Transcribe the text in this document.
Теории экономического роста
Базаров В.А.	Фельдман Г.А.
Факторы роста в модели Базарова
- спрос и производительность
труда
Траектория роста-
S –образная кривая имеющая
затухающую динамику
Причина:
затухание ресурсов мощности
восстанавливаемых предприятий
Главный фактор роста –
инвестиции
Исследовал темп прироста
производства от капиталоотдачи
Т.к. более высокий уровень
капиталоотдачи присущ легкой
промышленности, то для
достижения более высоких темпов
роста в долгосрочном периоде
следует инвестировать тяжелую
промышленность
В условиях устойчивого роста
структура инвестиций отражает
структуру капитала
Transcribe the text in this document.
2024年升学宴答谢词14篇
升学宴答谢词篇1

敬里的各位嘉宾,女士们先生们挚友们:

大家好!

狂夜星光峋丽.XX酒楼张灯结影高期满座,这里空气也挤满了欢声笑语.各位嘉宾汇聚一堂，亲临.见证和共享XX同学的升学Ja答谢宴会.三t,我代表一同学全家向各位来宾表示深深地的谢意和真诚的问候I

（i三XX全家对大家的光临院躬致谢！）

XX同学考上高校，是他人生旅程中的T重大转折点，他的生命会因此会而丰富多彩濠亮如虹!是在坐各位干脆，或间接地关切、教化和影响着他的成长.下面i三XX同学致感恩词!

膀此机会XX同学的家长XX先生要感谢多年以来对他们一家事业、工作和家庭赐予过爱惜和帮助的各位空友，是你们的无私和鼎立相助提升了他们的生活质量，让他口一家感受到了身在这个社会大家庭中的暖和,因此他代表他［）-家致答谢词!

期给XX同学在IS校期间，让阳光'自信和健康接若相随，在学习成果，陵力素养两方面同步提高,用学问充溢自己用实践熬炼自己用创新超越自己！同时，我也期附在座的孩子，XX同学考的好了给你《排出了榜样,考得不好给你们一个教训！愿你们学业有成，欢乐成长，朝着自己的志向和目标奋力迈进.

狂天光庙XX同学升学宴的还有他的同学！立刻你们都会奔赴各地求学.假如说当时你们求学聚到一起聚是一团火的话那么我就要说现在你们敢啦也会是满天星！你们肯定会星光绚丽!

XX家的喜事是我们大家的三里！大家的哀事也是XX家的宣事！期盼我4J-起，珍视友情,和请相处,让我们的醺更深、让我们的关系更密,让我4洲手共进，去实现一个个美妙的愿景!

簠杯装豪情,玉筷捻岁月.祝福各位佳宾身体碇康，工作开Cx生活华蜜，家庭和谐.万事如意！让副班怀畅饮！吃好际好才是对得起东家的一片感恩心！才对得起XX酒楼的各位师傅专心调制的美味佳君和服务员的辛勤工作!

----------------------------------------

Aim:
Retype the listing. Match it exactly.

Answer below:
Transcribe the text in this document.
Теории экономического роста
Базаров В.А.	Фельдман Г.А.
Факторы роста в модели Базарова
- спрос и производительность
труда
Траектория роста-
S –образная кривая имеющая
затухающую динамику
Причина:
затухание ресурсов мощности
восстанавливаемых предприятий
Главный фактор роста –
инвестиции
Исследовал темп прироста
производства от капиталоотдачи
Т.к. более высокий уровень
капиталоотдачи присущ легкой
промышленности, то для
достижения более высоких темпов
роста в долгосрочном периоде
следует инвестировать тяжелую
промышленность
В условиях устойчивого роста
структура инвестиций отражает
структуру капитала
Transcribe the text in this document.
2024年升学宴答谢词14篇
升学宴答谢词篇1

敬里的各位嘉宾,女士们先生们挚友们:

大家好!

狂夜星光峋丽.XX酒楼张灯结影高期满座,这里空气也挤满了欢声笑语.各位嘉宾汇聚一堂，亲临.见证和共享XX同学的升学Ja答谢宴会.三t,我代表一同学全家向各位来宾表示深深地的谢意和真诚的问候I

（i三XX全家对大家的光临院躬致谢！）

XX同学考上高校，是他人生旅程中的T重大转折点，他的生命会因此会而丰富多彩濠亮如虹!是在坐各位干脆，或间接地关切、教化和影响着他的成长.下面i三XX同学致感恩词!

膀此机会XX同学的家长XX先生要感谢多年以来对他们一家事业、工作和家庭赐予过爱惜和帮助的各位空友，是你们的无私和鼎立相助提升了他们的生活质量，让他口一家感受到了身在这个社会大家庭中的暖和,因此他代表他［）-家致答谢词!

期给XX同学在IS校期间，让阳光'自信和健康接若相随，在学习成果，陵力素养两方面同步提高,用学问充溢自己用实践熬炼自己用创新超越自己！同时，我也期附在座的孩子，XX同学考的好了给你《排出了榜样,考得不好给你们一个教训！愿你们学业有成，欢乐成长，朝着自己的志向和目标奋力迈进.

狂天光庙XX同学升学宴的还有他的同学！立刻你们都会奔赴各地求学.假如说当时你们求学聚到一起聚是一团火的话那么我就要说现在你们敢啦也会是满天星！你们肯定会星光绚丽!

XX家的喜事是我们大家的三里！大家的哀事也是XX家的宣事！期盼我4J-起，珍视友情,和请相处,让我们的醺更深、让我们的关系更密,让我4洲手共进，去实现一个个美妙的愿景!

簠杯装豪情,玉筷捻岁月.祝福各位佳宾身体碇康，工作开Cx生活华蜜，家庭和谐.万事如意！让副班怀畅饮！吃好际好才是对得起东家的一片感恩心！才对得起XX酒楼的各位师傅专心调制的美味佳君和服务员的辛勤工作!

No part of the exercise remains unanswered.